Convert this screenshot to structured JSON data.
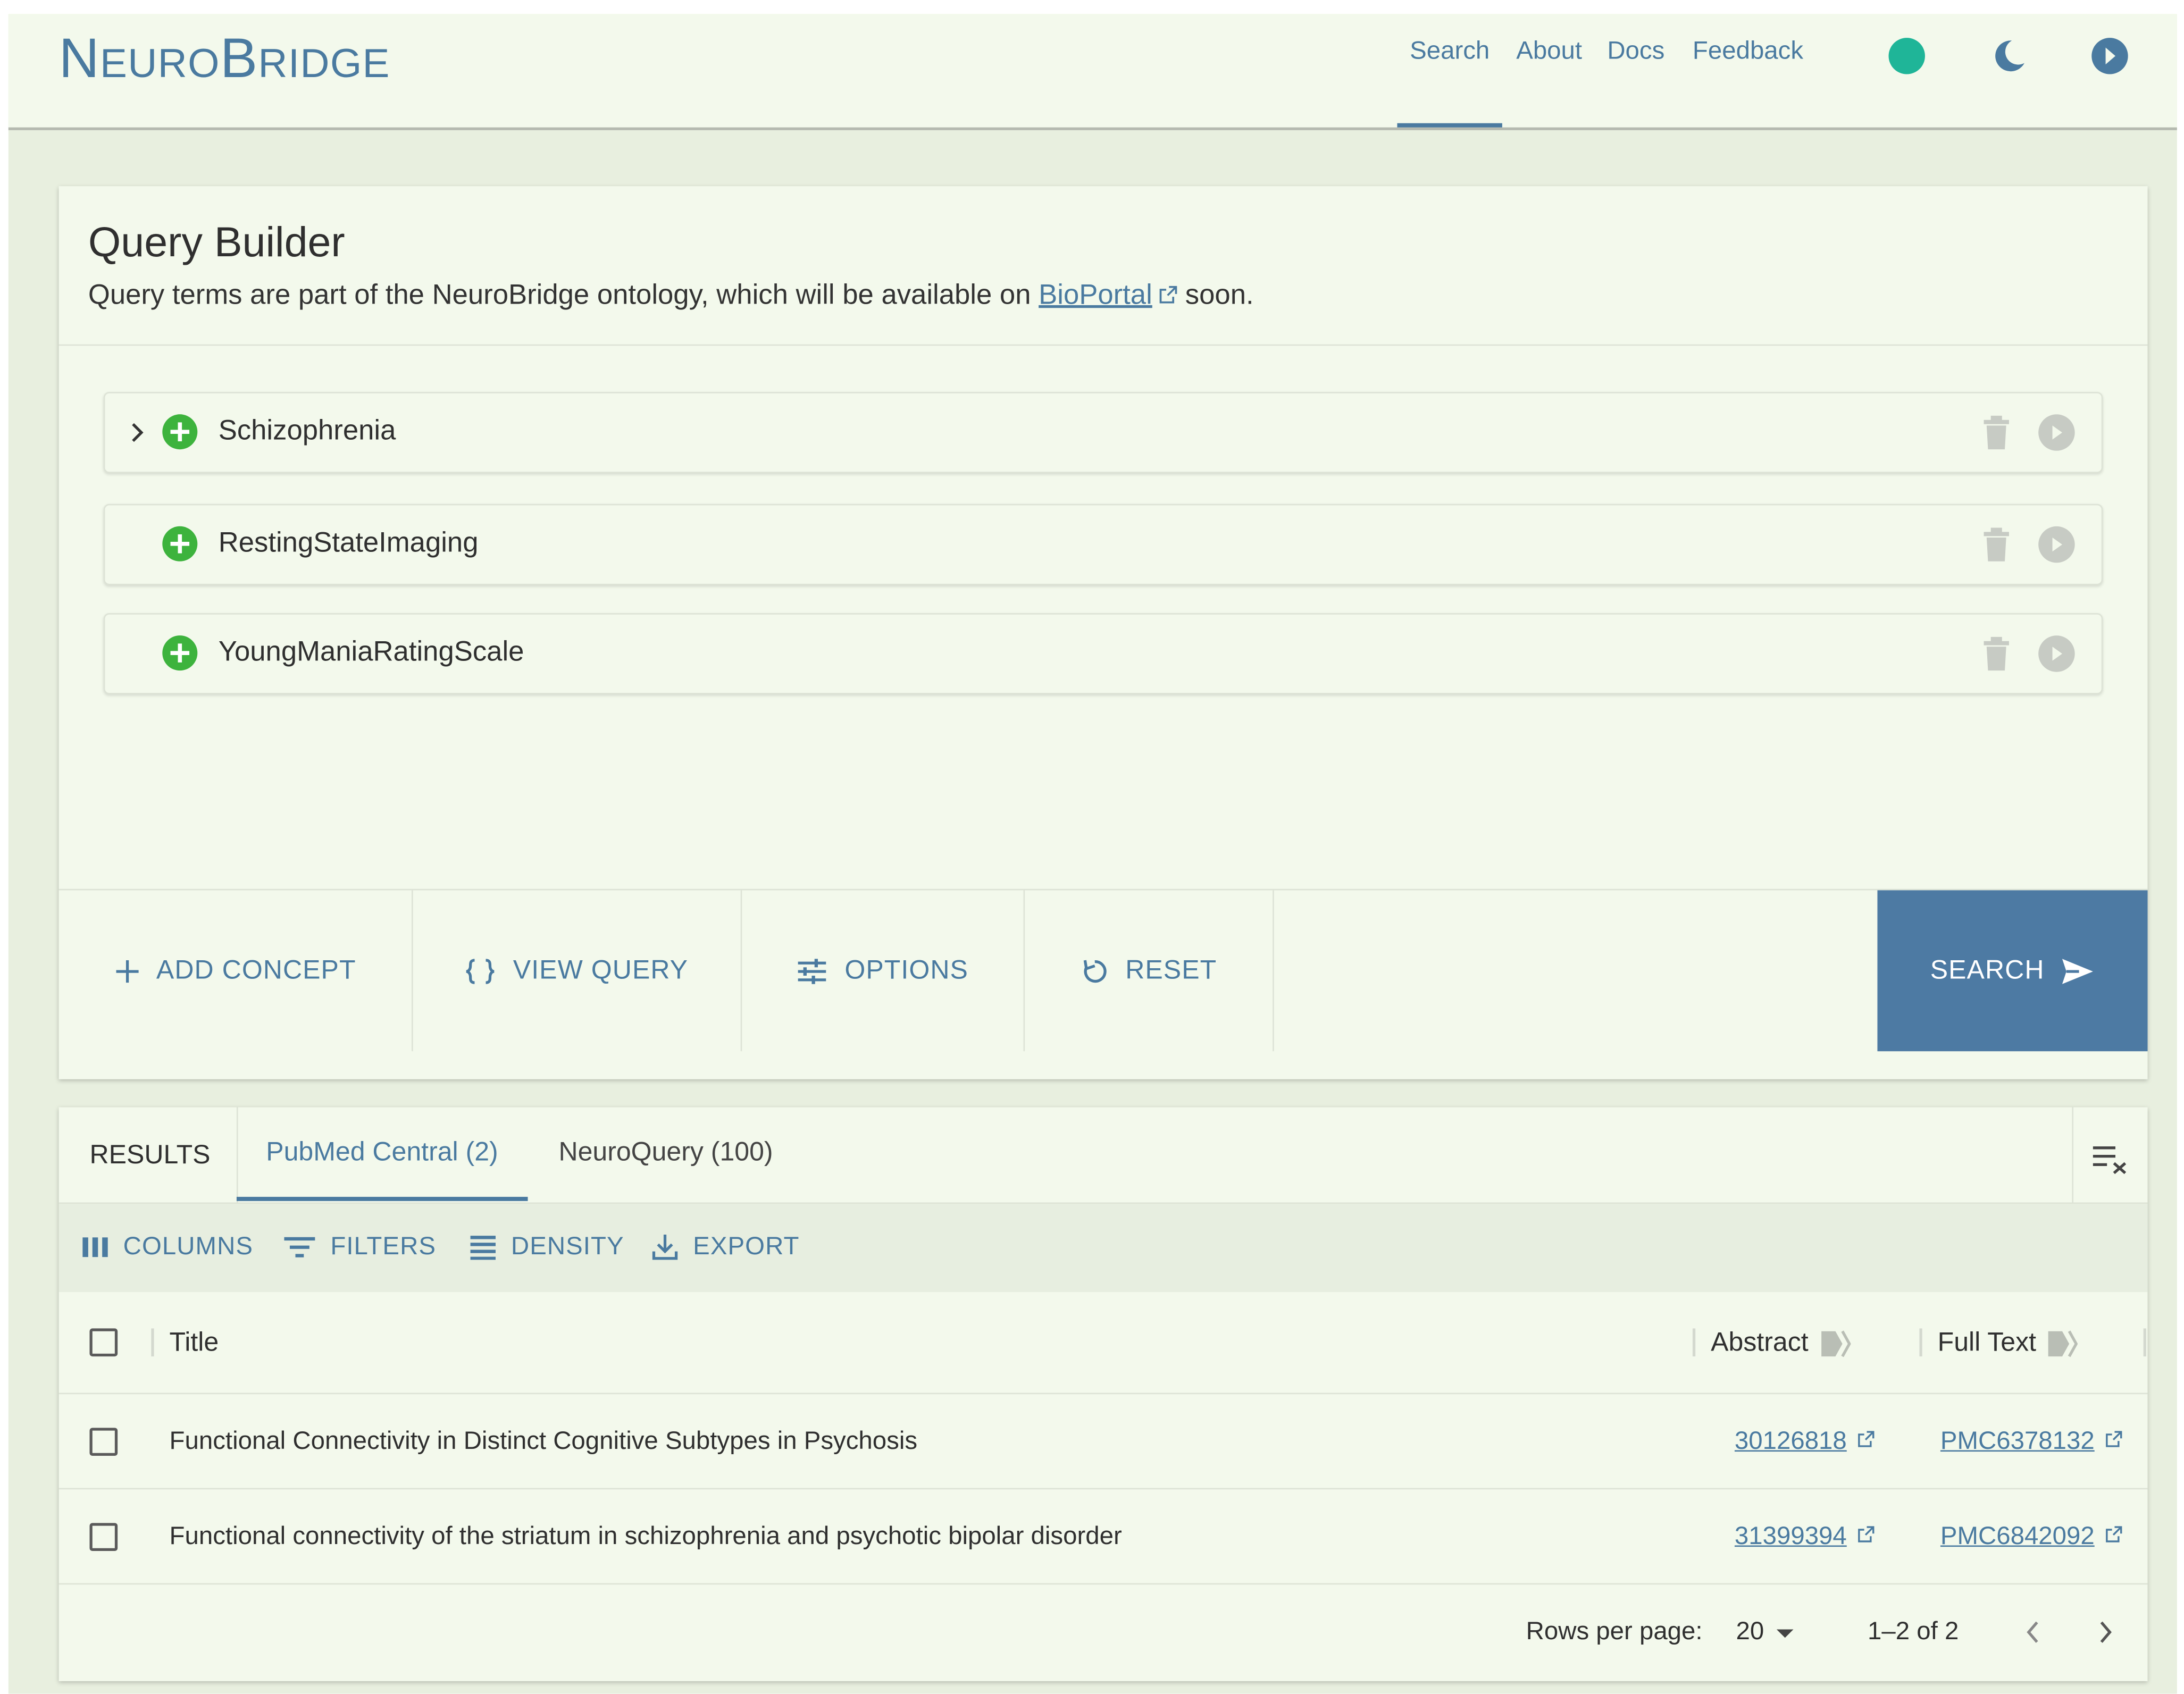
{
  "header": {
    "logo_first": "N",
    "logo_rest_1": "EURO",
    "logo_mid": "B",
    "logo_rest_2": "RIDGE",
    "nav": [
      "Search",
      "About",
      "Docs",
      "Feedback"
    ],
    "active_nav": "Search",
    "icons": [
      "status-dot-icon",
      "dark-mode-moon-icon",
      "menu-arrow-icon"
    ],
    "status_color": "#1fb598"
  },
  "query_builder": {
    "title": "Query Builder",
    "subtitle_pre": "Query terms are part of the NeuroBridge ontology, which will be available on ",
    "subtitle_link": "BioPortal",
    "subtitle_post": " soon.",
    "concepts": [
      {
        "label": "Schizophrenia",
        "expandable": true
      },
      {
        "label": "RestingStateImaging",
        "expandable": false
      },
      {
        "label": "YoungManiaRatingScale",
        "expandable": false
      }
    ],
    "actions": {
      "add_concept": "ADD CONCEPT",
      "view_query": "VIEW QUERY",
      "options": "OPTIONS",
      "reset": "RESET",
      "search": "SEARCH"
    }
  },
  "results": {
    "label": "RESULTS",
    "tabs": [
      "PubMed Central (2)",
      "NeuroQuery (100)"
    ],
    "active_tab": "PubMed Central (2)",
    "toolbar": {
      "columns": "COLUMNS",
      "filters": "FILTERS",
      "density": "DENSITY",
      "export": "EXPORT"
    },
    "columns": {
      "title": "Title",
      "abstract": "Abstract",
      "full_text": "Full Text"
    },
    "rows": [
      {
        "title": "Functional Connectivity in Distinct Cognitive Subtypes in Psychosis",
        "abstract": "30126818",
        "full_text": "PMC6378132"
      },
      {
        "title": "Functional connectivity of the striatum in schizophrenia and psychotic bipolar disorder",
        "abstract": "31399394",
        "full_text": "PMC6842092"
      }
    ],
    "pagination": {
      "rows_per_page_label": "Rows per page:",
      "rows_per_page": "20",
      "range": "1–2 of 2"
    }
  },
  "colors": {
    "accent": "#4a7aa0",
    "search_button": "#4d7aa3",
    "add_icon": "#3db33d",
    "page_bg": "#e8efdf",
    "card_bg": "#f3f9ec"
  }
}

· · ·

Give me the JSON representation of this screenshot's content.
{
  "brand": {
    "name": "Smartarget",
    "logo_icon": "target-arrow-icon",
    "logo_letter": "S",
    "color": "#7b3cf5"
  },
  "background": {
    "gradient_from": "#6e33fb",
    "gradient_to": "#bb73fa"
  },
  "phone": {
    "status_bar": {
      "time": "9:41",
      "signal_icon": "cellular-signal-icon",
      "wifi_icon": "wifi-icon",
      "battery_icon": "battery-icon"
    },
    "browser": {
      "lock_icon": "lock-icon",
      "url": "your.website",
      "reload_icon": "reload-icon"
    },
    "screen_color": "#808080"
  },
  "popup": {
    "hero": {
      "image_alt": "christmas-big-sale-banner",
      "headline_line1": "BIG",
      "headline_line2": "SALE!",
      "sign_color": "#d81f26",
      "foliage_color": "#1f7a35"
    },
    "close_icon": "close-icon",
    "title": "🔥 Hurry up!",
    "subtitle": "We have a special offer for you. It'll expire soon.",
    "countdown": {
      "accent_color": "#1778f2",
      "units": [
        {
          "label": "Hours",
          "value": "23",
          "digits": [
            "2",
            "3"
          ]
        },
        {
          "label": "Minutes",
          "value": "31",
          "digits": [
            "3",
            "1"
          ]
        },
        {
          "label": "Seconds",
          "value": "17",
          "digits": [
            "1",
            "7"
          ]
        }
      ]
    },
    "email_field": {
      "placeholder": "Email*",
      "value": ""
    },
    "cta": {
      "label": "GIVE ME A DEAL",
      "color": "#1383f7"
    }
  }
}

· · ·

> Short task
From the listing above, report the number of lines containing the string "Central", without any accompanying remarks.

> Exercise solution
2